Date de sortie au cinéma : 05.02025
Distribution : Warner Bros
Durée : 2h 17min
Résumé : une dystopie glaçante où Robert Pattinson brille en clone sacrifiable. Entre esthétique saisissante et satire sociale, le film questionne l’humanité à l’ère du capitalisme dévorant.
QUAND L'HOMME DEVIENT REMPLAÇABLE
Dans un paysage cinématographique saturé de dystopies, Mickey 17 est une proposition singulière et intéressante. Ce film de science-fiction teinté d'humour noir, signé par le réalisateur Bong Joon Ho (Parasite). Adaptation du roman Mickey7 d'Edward Ashton, le long-métrage nous plonge dans un futur dans lequel l'humanité, fuyant une Terre épuisée, tente de coloniser Niflheim, une planète inhospitalière et glacée. Mickey Barnes, interprété par Robert Pattinson, occupe l’emploi de "remplaçable" : un homme destiné à mourir et à être cloné indéfiniment pour accomplir les missions les plus périlleuses, être un sujet d’expérience, etc.

= Consigne 1 =
D'après la critique de Mickey 17, quelle planète l'humanité tente-t-elle de coloniser ?
= Consigne 2 =
Rédigez la suite de la critique de Mickey 17 à partir de sa dernière phrase.

= Extraits de données =

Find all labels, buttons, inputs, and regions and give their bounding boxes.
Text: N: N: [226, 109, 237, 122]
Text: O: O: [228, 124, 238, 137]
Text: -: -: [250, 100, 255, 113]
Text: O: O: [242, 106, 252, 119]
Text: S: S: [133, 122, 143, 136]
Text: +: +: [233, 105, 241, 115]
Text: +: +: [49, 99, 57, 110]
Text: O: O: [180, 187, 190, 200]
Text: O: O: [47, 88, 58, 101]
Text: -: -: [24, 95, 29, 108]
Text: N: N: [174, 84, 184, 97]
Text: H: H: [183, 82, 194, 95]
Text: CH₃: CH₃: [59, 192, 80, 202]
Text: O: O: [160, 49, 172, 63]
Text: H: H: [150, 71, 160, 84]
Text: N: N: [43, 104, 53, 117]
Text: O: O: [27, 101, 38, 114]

==

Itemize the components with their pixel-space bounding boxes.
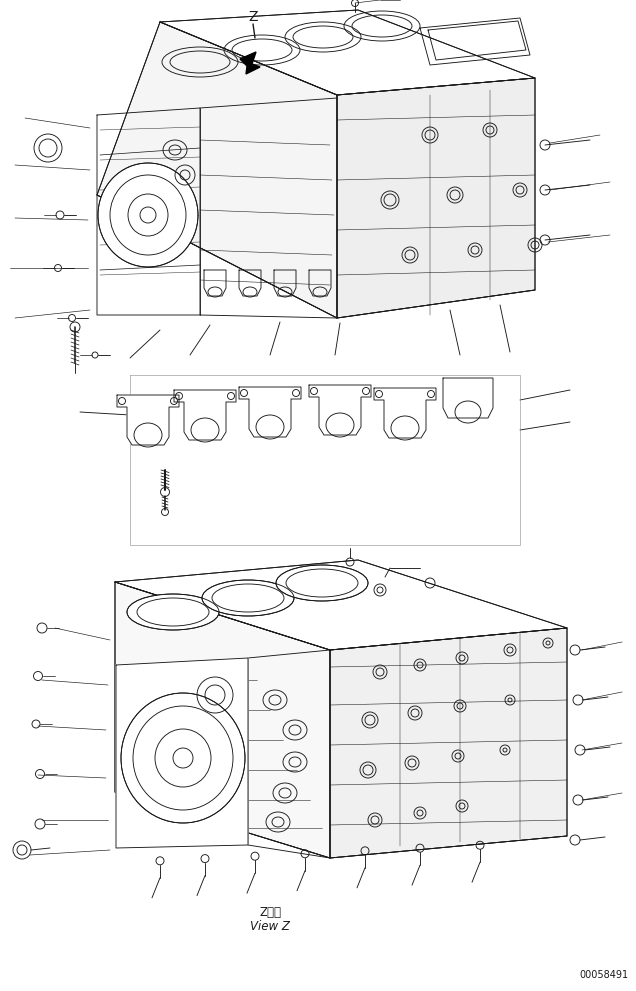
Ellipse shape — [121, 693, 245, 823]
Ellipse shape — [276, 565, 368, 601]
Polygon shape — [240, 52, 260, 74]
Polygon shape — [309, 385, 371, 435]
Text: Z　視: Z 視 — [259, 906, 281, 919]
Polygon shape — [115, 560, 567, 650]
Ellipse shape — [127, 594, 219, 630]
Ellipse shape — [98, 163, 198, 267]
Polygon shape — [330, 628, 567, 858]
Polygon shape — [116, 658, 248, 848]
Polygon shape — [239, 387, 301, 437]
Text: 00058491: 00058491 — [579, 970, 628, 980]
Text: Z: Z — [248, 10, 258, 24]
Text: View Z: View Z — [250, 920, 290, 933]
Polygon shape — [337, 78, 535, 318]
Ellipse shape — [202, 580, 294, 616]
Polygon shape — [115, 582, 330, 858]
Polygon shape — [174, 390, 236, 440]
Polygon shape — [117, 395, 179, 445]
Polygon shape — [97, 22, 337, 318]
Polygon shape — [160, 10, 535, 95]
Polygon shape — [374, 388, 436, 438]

---

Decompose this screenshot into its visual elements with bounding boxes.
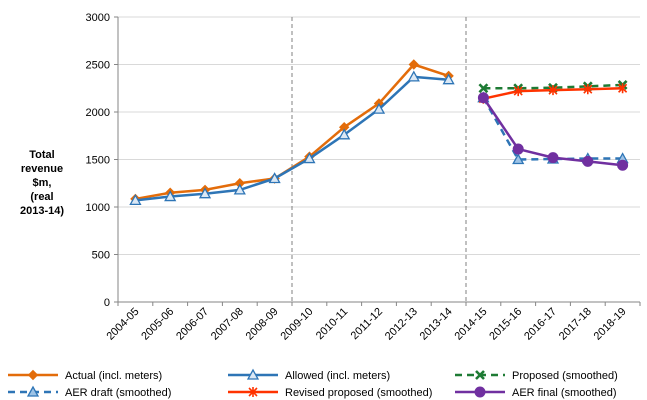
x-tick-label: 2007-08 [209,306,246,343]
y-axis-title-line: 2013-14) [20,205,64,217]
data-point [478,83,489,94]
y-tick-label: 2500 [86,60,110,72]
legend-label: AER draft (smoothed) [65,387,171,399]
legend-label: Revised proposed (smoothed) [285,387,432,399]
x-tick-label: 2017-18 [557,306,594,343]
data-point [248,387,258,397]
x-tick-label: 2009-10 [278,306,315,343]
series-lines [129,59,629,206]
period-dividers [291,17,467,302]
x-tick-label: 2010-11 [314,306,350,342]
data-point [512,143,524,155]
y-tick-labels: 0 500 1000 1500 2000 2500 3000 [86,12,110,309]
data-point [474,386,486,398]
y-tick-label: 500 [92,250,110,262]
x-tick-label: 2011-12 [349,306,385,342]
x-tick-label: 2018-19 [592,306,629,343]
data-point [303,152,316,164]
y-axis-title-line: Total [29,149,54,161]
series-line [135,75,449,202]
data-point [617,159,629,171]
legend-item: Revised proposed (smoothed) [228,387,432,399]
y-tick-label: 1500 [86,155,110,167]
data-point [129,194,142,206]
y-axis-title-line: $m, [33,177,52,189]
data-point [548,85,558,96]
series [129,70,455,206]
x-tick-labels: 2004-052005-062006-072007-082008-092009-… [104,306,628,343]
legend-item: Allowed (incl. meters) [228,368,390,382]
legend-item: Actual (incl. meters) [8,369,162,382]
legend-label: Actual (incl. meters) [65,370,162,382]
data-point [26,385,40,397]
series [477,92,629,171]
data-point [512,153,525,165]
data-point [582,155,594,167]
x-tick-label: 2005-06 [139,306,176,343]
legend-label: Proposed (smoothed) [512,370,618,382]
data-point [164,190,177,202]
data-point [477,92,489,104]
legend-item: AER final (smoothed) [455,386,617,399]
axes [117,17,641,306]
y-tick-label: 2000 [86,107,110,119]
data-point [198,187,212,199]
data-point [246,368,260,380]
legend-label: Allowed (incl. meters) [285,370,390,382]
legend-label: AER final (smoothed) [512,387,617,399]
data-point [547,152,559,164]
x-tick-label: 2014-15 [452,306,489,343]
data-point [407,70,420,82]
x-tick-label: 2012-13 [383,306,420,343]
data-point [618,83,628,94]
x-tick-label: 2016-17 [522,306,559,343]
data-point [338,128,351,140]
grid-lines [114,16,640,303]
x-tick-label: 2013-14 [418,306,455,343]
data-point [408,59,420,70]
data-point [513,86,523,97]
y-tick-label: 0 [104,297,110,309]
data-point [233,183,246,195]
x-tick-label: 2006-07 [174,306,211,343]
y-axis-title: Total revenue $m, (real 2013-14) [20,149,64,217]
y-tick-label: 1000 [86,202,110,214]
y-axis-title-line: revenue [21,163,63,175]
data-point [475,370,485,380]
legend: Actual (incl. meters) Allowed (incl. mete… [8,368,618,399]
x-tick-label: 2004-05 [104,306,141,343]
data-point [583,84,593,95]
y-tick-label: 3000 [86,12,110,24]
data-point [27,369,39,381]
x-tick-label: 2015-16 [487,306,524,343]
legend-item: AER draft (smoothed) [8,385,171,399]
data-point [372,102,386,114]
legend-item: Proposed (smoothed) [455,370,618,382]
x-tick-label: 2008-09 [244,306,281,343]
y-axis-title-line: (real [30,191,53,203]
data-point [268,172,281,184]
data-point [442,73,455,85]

= Réponse 1 =
Niflheim, une planète inhospitalière et glacée.

= Réponse 2 =
Mickey 17 questionne sur l'identité humaine à l'heure du clonage, critique les structures autoritaires et aborde le sujet de l'exploitation économique des personnes les plus pauvres. Le premier constat qui s'impose face à Mickey 17 est la puissance de son esthétique visuelle.
La direction de la photographie crée un contraste saisissant entre l'environnement claustrophobique du vaisseau colonial, avec ses tuyaux apparents et ses lumières froides, et les étendues infinies de Niflheim, planète hostile dont la beauté cristalline et froide n'a d'égale que sa dangerosité. Cela fait écho à la structure sociale rigide de l'expédition: les quartiers luxueux des dirigeants s'opposent aux espaces austères réservés aux travailleurs, reflétant à l’image les inégalités au cœur de l’histoire. Les séquences de "réimpression" de Mickey mêlent l'organique à la mécanique dans une chorégraphie macabre qui évoque autant l'horreur corporelle que la déshumanisation industrielle.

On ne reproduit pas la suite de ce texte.